Task objective:
Repeat each line of the material exactly.

Listed records:

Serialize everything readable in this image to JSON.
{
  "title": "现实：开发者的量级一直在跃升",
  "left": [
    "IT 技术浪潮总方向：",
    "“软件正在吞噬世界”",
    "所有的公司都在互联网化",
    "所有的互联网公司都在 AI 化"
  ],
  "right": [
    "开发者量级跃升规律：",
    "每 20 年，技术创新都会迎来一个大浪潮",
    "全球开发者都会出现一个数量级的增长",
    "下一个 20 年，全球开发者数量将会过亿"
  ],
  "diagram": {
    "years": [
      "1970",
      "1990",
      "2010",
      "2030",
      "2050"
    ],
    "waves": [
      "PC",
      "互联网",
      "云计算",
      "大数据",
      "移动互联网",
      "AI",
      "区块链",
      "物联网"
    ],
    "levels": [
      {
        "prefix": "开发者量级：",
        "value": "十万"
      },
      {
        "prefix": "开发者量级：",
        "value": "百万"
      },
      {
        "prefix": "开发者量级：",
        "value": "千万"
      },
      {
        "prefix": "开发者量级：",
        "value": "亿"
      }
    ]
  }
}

Solution for this problem:
Serialize everything readable in this image to JSON.
{
  "title": "现实：开发者的量级一直在跃升",
  "left": [
    "IT 技术浪潮总方向：",
    "“软件正在吞噬世界”",
    "所有的公司都在互联网化",
    "所有的互联网公司都在 AI 化"
  ],
  "right": [
    "开发者量级跃升规律：",
    "每 20 年，技术创新都会迎来一个大浪潮",
    "全球开发者都会出现一个数量级的增长",
    "下一个 20 年，全球开发者数量将会过亿"
  ],
  "diagram": {
    "years": [
      "1970",
      "1990",
      "2010",
      "2030",
      "2050"
    ],
    "waves": [
      "PC",
      "互联网",
      "云计算",
      "大数据",
      "移动互联网",
      "AI",
      "区块链",
      "物联网"
    ],
    "levels": [
      {
        "prefix": "开发者量级：",
        "value": "十万"
      },
      {
        "prefix": "开发者量级：",
        "value": "百万"
      },
      {
        "prefix": "开发者量级：",
        "value": "千万"
      },
      {
        "prefix": "开发者量级：",
        "value": "亿"
      }
    ]
  }
}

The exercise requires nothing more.